>> Start

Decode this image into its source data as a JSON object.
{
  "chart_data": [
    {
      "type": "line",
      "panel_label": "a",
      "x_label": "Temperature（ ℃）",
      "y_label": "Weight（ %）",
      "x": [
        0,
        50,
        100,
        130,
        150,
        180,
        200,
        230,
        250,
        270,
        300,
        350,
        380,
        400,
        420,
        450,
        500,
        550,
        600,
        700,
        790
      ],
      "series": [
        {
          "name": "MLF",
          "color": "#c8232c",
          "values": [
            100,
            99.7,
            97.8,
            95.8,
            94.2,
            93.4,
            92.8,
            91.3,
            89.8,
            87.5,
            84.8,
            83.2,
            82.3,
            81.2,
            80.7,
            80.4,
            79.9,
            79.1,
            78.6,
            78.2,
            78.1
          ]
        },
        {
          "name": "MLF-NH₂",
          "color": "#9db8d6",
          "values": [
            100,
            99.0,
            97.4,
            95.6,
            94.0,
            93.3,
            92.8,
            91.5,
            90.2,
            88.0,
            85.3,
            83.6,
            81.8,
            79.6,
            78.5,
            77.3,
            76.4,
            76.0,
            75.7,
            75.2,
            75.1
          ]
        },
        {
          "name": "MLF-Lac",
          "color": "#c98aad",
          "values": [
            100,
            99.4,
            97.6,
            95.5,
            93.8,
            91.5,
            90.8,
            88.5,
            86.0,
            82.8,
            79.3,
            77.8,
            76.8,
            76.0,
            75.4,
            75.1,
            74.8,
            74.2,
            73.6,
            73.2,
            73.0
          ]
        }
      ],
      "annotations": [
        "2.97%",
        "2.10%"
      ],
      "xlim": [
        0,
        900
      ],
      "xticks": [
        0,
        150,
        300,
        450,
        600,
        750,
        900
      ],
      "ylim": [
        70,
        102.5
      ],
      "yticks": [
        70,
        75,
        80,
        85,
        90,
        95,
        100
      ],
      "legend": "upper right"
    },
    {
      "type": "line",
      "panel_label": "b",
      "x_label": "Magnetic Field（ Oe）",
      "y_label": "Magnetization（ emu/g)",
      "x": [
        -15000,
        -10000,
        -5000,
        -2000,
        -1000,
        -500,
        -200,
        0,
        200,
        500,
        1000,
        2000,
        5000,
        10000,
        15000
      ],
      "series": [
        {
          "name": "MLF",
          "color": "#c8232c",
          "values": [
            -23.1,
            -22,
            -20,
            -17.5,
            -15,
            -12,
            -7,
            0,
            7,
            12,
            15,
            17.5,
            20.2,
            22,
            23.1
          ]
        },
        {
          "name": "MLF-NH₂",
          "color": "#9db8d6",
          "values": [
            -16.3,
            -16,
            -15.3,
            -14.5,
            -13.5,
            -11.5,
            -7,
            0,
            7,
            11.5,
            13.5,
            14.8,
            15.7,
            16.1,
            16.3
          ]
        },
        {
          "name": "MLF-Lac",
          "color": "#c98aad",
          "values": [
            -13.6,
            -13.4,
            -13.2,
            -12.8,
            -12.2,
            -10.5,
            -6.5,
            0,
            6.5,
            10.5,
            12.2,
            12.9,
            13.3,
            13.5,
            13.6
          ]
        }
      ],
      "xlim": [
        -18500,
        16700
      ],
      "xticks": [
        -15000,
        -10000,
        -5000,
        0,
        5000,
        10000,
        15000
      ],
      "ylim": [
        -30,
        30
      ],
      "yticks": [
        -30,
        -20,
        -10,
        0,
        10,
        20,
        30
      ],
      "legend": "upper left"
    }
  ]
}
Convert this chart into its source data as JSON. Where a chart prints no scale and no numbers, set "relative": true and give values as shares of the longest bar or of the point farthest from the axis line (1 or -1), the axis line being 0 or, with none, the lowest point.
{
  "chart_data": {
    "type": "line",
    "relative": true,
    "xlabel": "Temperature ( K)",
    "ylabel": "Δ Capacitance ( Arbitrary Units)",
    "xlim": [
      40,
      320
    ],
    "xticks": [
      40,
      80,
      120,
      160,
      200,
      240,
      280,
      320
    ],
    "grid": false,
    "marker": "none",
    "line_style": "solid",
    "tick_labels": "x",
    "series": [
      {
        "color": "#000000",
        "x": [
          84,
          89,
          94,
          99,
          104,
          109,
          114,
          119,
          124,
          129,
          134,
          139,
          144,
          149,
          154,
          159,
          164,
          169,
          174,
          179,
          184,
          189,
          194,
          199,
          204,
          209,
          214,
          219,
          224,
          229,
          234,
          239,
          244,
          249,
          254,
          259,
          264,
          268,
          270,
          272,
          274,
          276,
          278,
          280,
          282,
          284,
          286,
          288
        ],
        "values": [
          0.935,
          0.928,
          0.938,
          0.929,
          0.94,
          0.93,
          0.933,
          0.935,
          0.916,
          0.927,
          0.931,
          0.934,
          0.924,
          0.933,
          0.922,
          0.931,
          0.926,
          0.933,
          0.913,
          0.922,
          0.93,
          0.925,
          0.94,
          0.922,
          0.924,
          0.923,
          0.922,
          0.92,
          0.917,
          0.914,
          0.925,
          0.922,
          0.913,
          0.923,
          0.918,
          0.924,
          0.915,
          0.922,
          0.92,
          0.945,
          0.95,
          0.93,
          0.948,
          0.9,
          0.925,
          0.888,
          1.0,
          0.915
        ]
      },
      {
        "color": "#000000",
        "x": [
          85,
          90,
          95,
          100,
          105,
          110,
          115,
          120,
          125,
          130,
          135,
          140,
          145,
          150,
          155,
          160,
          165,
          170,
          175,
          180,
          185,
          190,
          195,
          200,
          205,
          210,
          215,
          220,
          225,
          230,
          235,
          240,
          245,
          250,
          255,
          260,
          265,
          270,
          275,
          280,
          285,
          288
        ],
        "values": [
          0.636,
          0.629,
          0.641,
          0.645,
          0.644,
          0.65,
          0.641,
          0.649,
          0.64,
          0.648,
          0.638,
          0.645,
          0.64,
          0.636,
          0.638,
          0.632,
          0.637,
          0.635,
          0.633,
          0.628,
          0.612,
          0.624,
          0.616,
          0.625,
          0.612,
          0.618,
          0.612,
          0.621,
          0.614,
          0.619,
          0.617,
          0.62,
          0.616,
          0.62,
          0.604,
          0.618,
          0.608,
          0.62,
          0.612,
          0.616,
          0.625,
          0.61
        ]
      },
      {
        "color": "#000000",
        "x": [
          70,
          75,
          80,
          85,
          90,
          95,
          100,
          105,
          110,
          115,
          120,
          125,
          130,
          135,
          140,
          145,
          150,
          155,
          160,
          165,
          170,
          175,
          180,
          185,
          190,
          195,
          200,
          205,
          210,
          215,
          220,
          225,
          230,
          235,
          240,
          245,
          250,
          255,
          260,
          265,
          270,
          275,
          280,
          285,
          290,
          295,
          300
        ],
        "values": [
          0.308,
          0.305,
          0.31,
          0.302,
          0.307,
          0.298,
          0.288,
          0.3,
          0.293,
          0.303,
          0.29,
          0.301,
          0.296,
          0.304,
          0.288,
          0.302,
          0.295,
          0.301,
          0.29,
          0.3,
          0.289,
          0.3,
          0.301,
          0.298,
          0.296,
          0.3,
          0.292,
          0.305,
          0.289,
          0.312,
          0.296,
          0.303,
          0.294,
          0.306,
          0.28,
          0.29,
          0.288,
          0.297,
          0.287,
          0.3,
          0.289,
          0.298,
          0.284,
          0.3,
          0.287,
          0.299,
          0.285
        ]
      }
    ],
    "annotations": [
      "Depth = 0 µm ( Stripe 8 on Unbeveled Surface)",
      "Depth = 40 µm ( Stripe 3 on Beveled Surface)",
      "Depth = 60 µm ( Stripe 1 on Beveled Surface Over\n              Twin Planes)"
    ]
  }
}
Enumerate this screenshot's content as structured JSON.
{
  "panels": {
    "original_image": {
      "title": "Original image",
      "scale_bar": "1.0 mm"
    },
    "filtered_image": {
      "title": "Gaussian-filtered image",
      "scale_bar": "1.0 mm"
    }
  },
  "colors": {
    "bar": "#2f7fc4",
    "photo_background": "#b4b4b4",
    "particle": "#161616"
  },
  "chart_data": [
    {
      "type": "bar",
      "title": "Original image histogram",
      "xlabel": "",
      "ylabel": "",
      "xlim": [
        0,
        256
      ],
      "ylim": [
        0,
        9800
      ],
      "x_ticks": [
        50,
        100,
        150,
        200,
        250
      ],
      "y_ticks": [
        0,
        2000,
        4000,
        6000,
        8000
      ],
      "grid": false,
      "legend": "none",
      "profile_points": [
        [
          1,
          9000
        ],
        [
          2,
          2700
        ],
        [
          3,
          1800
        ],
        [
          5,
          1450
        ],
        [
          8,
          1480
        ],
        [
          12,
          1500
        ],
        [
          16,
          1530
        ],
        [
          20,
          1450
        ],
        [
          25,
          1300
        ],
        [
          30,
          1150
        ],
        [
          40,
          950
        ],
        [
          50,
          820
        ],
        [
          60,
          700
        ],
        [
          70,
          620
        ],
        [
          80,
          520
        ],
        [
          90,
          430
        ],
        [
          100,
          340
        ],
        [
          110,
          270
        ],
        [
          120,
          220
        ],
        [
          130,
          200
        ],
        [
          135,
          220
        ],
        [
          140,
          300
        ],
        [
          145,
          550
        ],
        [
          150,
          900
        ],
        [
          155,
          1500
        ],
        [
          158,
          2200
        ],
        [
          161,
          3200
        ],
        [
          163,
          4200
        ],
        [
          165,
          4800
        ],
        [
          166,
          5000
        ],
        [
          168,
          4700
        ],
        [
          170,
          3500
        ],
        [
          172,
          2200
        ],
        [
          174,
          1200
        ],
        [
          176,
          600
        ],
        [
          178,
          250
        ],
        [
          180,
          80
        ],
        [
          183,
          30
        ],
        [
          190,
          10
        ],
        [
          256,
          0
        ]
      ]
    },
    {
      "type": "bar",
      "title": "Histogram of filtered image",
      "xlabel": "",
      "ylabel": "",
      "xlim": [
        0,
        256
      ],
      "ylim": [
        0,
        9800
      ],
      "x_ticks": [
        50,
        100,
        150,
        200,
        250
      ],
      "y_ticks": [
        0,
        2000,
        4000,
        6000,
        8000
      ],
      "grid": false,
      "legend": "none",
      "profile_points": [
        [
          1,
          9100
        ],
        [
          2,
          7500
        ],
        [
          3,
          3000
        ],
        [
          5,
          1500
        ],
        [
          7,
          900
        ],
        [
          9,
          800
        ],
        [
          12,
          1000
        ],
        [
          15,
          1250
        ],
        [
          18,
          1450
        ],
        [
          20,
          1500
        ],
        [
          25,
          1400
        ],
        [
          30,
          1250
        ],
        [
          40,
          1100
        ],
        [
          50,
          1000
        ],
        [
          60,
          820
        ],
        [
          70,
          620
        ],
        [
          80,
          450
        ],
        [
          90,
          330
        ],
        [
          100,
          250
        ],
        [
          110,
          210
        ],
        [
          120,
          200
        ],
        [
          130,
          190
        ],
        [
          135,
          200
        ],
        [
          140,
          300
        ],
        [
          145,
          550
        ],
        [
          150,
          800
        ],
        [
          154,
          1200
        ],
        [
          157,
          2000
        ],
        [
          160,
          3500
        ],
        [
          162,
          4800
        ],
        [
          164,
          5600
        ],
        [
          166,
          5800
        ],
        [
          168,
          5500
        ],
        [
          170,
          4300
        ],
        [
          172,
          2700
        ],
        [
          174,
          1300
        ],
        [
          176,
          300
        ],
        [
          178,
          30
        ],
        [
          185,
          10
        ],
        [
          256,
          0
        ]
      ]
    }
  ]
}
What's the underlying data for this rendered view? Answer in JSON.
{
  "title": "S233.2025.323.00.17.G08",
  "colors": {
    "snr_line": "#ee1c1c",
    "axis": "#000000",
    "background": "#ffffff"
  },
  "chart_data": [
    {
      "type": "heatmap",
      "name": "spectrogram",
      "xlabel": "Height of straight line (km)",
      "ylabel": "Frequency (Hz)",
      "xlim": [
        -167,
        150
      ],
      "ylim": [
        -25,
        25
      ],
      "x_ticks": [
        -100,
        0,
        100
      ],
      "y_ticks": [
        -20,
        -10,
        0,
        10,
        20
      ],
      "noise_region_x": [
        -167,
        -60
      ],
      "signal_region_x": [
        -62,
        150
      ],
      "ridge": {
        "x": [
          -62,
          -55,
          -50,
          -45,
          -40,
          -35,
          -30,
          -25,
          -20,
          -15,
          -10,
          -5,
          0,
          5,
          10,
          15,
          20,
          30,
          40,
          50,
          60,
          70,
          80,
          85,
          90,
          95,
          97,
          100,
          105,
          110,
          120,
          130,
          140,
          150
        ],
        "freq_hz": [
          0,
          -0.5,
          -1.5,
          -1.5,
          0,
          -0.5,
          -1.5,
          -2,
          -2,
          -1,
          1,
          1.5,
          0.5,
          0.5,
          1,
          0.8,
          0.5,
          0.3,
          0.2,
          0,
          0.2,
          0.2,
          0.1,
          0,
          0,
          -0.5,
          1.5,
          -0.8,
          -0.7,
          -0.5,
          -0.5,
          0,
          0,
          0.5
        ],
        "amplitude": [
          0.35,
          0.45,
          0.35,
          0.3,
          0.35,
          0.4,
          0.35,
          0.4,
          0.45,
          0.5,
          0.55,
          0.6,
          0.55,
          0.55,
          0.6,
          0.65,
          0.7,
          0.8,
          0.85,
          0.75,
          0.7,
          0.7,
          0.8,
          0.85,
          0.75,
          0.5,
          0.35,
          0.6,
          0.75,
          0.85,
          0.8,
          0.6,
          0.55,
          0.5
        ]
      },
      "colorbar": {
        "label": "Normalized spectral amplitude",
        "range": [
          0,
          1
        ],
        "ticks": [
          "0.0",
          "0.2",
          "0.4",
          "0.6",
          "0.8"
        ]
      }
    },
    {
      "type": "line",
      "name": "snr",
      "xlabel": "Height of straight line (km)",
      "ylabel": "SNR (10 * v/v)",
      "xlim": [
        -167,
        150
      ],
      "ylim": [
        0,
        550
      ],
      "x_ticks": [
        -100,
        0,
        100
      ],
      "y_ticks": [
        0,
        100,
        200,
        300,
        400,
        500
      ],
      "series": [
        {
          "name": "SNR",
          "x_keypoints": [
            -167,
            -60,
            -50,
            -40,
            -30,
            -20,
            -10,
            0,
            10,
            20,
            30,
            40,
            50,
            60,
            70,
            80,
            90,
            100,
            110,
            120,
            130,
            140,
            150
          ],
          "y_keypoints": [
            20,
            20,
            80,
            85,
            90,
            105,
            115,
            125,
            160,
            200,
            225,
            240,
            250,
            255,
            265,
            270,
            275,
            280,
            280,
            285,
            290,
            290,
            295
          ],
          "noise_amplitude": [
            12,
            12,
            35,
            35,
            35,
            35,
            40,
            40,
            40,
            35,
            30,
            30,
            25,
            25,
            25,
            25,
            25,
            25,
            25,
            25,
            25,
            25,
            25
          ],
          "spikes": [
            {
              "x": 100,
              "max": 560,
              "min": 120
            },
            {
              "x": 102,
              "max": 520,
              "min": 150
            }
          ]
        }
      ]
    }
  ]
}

>> End

AIM OF THE EXERCISE.
Each line that holds the word "Depth" is to be copied.

RESULT OF THIS TASK.
      "Depth = 0 µm ( Stripe 8 on Unbeveled Surface)",
      "Depth = 40 µm ( Stripe 3 on Beveled Surface)",
      "Depth = 60 µm ( Stripe 1 on Beveled Surface Over\n              Twin Planes)"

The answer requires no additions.